[EXERCISE DETAILS]
Render every line of the material below as a Markdown table with two columns, No. and Entry, giving each row its number and leaving out blank lines.

[LISTING]

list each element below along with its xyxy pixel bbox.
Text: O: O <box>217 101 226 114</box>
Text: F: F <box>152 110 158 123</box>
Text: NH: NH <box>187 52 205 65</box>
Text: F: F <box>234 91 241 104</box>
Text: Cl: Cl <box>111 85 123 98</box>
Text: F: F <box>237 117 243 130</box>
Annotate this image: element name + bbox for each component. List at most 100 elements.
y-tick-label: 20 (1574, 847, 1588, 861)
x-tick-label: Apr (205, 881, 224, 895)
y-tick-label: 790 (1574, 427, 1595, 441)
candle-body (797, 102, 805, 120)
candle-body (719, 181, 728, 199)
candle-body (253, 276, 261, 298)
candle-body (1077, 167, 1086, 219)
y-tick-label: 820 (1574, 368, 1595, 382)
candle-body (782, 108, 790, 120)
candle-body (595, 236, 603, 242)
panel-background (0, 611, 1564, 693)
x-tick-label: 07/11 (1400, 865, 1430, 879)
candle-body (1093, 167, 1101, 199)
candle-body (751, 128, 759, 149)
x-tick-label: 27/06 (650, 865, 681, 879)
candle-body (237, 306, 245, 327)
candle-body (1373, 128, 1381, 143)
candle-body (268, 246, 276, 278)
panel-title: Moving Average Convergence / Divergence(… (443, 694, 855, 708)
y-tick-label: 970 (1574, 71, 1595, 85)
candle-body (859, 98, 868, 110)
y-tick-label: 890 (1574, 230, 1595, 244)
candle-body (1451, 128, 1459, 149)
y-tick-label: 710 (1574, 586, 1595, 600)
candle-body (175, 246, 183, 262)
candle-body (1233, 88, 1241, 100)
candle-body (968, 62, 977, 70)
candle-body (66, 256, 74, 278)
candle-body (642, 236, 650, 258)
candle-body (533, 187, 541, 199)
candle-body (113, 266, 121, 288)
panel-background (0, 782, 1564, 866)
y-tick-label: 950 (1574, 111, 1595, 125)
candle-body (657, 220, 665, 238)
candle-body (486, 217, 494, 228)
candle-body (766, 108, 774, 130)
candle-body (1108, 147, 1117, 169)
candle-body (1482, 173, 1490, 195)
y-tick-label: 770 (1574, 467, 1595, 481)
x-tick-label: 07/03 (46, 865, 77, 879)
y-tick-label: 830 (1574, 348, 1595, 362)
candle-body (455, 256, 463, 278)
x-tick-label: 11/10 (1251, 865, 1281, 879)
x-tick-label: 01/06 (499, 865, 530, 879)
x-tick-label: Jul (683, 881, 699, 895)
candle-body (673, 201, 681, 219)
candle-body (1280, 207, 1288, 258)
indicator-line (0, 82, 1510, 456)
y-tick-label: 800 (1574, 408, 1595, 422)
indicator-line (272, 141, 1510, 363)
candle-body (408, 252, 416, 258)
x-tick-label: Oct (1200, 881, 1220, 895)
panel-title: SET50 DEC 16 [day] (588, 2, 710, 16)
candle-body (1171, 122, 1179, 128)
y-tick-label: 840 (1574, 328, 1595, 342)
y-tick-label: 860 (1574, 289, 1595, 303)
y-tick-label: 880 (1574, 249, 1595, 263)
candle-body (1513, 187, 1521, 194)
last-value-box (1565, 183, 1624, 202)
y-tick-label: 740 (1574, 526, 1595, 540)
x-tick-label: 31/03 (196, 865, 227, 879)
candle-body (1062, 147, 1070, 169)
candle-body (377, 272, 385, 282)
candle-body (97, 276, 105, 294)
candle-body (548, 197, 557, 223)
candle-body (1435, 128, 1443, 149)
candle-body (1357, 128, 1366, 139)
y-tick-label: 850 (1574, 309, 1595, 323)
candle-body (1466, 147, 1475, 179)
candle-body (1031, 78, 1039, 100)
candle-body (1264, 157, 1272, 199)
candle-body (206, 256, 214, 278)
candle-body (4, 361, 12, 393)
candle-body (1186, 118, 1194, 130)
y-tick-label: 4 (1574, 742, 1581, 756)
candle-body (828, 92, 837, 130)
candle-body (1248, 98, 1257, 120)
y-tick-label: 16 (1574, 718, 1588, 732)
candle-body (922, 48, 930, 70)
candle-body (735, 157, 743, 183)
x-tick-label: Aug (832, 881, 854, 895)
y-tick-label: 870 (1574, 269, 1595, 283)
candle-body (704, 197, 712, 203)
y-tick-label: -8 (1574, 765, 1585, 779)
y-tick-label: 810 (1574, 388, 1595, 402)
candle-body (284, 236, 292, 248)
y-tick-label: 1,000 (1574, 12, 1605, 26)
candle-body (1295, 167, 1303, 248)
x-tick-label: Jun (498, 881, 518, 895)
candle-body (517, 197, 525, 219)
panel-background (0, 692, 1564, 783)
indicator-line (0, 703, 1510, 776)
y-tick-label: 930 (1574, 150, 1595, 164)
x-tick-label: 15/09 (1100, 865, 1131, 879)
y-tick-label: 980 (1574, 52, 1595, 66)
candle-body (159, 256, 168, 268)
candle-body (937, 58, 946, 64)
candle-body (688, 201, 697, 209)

[SOLUTION TO THE EXERCISE]
| No. | Entry |
|---|---|
| 1 | list each element below along with its xyxy pixel bbox. |
| 2 | Text: O: O <box>217 101 226 114</box> |
| 3 | Text: F: F <box>152 110 158 123</box> |
| 4 | Text: NH: NH <box>187 52 205 65</box> |
| 5 | Text: F: F <box>234 91 241 104</box> |
| 6 | Text: Cl: Cl <box>111 85 123 98</box> |
| 7 | Text: F: F <box>237 117 243 130</box> |
| 8 | Annotate this image: element name + bbox for each component. List at most 100 elements. |
| 9 | y-tick-label: 20 (1574, 847, 1588, 861) |
| 10 | x-tick-label: Apr (205, 881, 224, 895) |
| 11 | y-tick-label: 790 (1574, 427, 1595, 441) |
| 12 | candle-body (797, 102, 805, 120) |
| 13 | candle-body (719, 181, 728, 199) |
| 14 | candle-body (253, 276, 261, 298) |
| 15 | candle-body (1077, 167, 1086, 219) |
| 16 | y-tick-label: 820 (1574, 368, 1595, 382) |
| 17 | candle-body (782, 108, 790, 120) |
| 18 | candle-body (595, 236, 603, 242) |
| 19 | panel-background (0, 611, 1564, 693) |
| 20 | x-tick-label: 07/11 (1400, 865, 1430, 879) |
| 21 | candle-body (1093, 167, 1101, 199) |
| 22 | candle-body (751, 128, 759, 149) |
| 23 | x-tick-label: 27/06 (650, 865, 681, 879) |
| 24 | candle-body (237, 306, 245, 327) |
| 25 | candle-body (1373, 128, 1381, 143) |
| 26 | candle-body (268, 246, 276, 278) |
| 27 | panel-title: Moving Average Convergence / Divergence(… (443, 694, 855, 708) |
| 28 | y-tick-label: 970 (1574, 71, 1595, 85) |
| 29 | candle-body (859, 98, 868, 110) |
| 30 | y-tick-label: 890 (1574, 230, 1595, 244) |
| 31 | candle-body (1451, 128, 1459, 149) |
| 32 | y-tick-label: 710 (1574, 586, 1595, 600) |
| 33 | candle-body (175, 246, 183, 262) |
| 34 | candle-body (1233, 88, 1241, 100) |
| 35 | candle-body (968, 62, 977, 70) |
| 36 | candle-body (66, 256, 74, 278) |
| 37 | candle-body (642, 236, 650, 258) |
| 38 | candle-body (533, 187, 541, 199) |
| 39 | candle-body (113, 266, 121, 288) |
| 40 | panel-background (0, 782, 1564, 866) |
| 41 | y-tick-label: 950 (1574, 111, 1595, 125) |
| 42 | candle-body (657, 220, 665, 238) |
| 43 | candle-body (486, 217, 494, 228) |
| 44 | candle-body (766, 108, 774, 130) |
| 45 | candle-body (1108, 147, 1117, 169) |
| 46 | candle-body (1482, 173, 1490, 195) |
| 47 | y-tick-label: 770 (1574, 467, 1595, 481) |
| 48 | x-tick-label: 07/03 (46, 865, 77, 879) |
| 49 | y-tick-label: 830 (1574, 348, 1595, 362) |
| 50 | candle-body (455, 256, 463, 278) |
| 51 | x-tick-label: 11/10 (1251, 865, 1281, 879) |
| 52 | x-tick-label: 01/06 (499, 865, 530, 879) |
| 53 | x-tick-label: Jul (683, 881, 699, 895) |
| 54 | candle-body (673, 201, 681, 219) |
| 55 | candle-body (1280, 207, 1288, 258) |
| 56 | indicator-line (0, 82, 1510, 456) |
| 57 | y-tick-label: 800 (1574, 408, 1595, 422) |
| 58 | indicator-line (272, 141, 1510, 363) |
| 59 | candle-body (408, 252, 416, 258) |
| 60 | x-tick-label: Oct (1200, 881, 1220, 895) |
| 61 | panel-title: SET50 DEC 16 [day] (588, 2, 710, 16) |
| 62 | candle-body (1171, 122, 1179, 128) |
| 63 | y-tick-label: 840 (1574, 328, 1595, 342) |
| 64 | y-tick-label: 860 (1574, 289, 1595, 303) |
| 65 | y-tick-label: 880 (1574, 249, 1595, 263) |
| 66 | candle-body (1513, 187, 1521, 194) |
| 67 | last-value-box (1565, 183, 1624, 202) |
| 68 | y-tick-label: 740 (1574, 526, 1595, 540) |
| 69 | x-tick-label: 31/03 (196, 865, 227, 879) |
| 70 | candle-body (1062, 147, 1070, 169) |
| 71 | candle-body (377, 272, 385, 282) |
| 72 | candle-body (97, 276, 105, 294) |
| 73 | candle-body (548, 197, 557, 223) |
| 74 | candle-body (1435, 128, 1443, 149) |
| 75 | candle-body (1357, 128, 1366, 139) |
| 76 | y-tick-label: 850 (1574, 309, 1595, 323) |
| 77 | candle-body (1466, 147, 1475, 179) |
| 78 | candle-body (1031, 78, 1039, 100) |
| 79 | candle-body (1264, 157, 1272, 199) |
| 80 | candle-body (206, 256, 214, 278) |
| 81 | candle-body (4, 361, 12, 393) |
| 82 | candle-body (1186, 118, 1194, 130) |
| 83 | y-tick-label: 4 (1574, 742, 1581, 756) |
| 84 | candle-body (828, 92, 837, 130) |
| 85 | candle-body (1248, 98, 1257, 120) |
| 86 | y-tick-label: 16 (1574, 718, 1588, 732) |
| 87 | candle-body (922, 48, 930, 70) |
| 88 | candle-body (735, 157, 743, 183) |
| 89 | x-tick-label: Aug (832, 881, 854, 895) |
| 90 | y-tick-label: 870 (1574, 269, 1595, 283) |
| 91 | candle-body (704, 197, 712, 203) |
| 92 | y-tick-label: -8 (1574, 765, 1585, 779) |
| 93 | y-tick-label: 810 (1574, 388, 1595, 402) |
| 94 | candle-body (284, 236, 292, 248) |
| 95 | y-tick-label: 1,000 (1574, 12, 1605, 26) |
| 96 | candle-body (1295, 167, 1303, 248) |
| 97 | x-tick-label: Jun (498, 881, 518, 895) |
| 98 | candle-body (517, 197, 525, 219) |
| 99 | panel-background (0, 692, 1564, 783) |
| 100 | indicator-line (0, 703, 1510, 776) |
| 101 | y-tick-label: 930 (1574, 150, 1595, 164) |
| 102 | x-tick-label: 15/09 (1100, 865, 1131, 879) |
| 103 | y-tick-label: 980 (1574, 52, 1595, 66) |
| 104 | candle-body (159, 256, 168, 268) |
| 105 | candle-body (937, 58, 946, 64) |
| 106 | candle-body (688, 201, 697, 209) |